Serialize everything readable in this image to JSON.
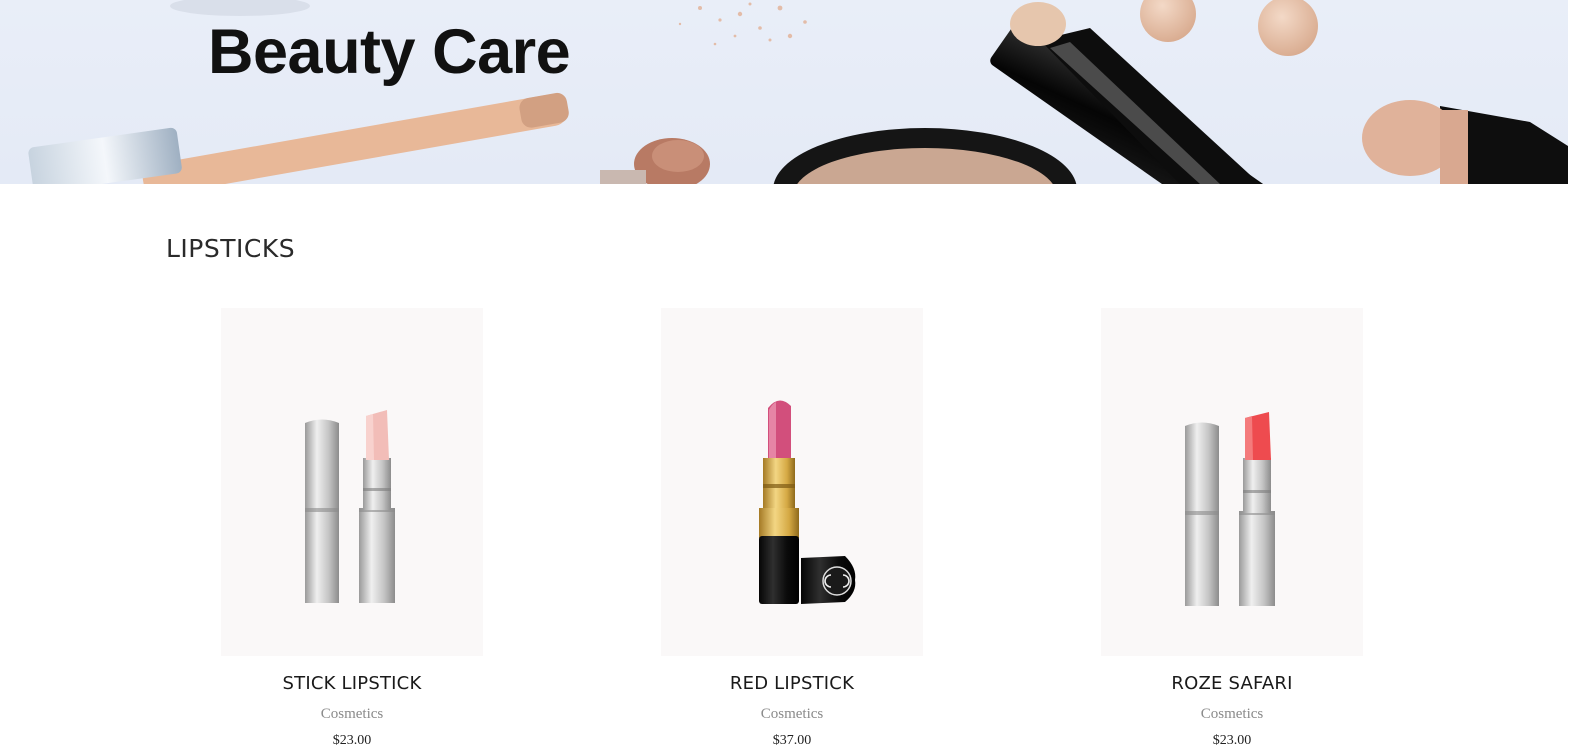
{
  "hero": {
    "title": "Beauty Care"
  },
  "section": {
    "title": "LIPSTICKS"
  },
  "products": [
    {
      "name": "STICK LIPSTICK",
      "category": "Cosmetics",
      "price": "$23.00",
      "image": "silver-lipstick-nude-icon",
      "bullet_color": "#f2bdb8"
    },
    {
      "name": "RED LIPSTICK",
      "category": "Cosmetics",
      "price": "$37.00",
      "image": "black-gold-lipstick-icon",
      "bullet_color": "#d24f7c"
    },
    {
      "name": "ROZE SAFARI",
      "category": "Cosmetics",
      "price": "$23.00",
      "image": "silver-lipstick-coral-icon",
      "bullet_color": "#ee4b4f"
    }
  ]
}
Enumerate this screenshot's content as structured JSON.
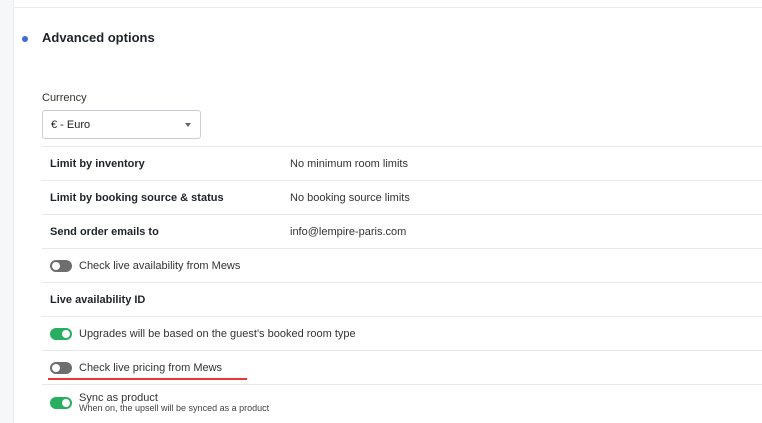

_ _ _ _

Quote each entry above verbatim and drop the pictures.

Serialize everything readable in this image to JSON.
{
  "hero": {
    "title": "Beauty Care"
  },
  "section": {
    "title": "LIPSTICKS"
  },
  "products": [
    {
      "name": "STICK LIPSTICK",
      "category": "Cosmetics",
      "price": "$23.00",
      "image": "silver-lipstick-nude-icon",
      "bullet_color": "#f2bdb8"
    },
    {
      "name": "RED LIPSTICK",
      "category": "Cosmetics",
      "price": "$37.00",
      "image": "black-gold-lipstick-icon",
      "bullet_color": "#d24f7c"
    },
    {
      "name": "ROZE SAFARI",
      "category": "Cosmetics",
      "price": "$23.00",
      "image": "silver-lipstick-coral-icon",
      "bullet_color": "#ee4b4f"
    }
  ]
}
Enumerate this screenshot's content as structured JSON.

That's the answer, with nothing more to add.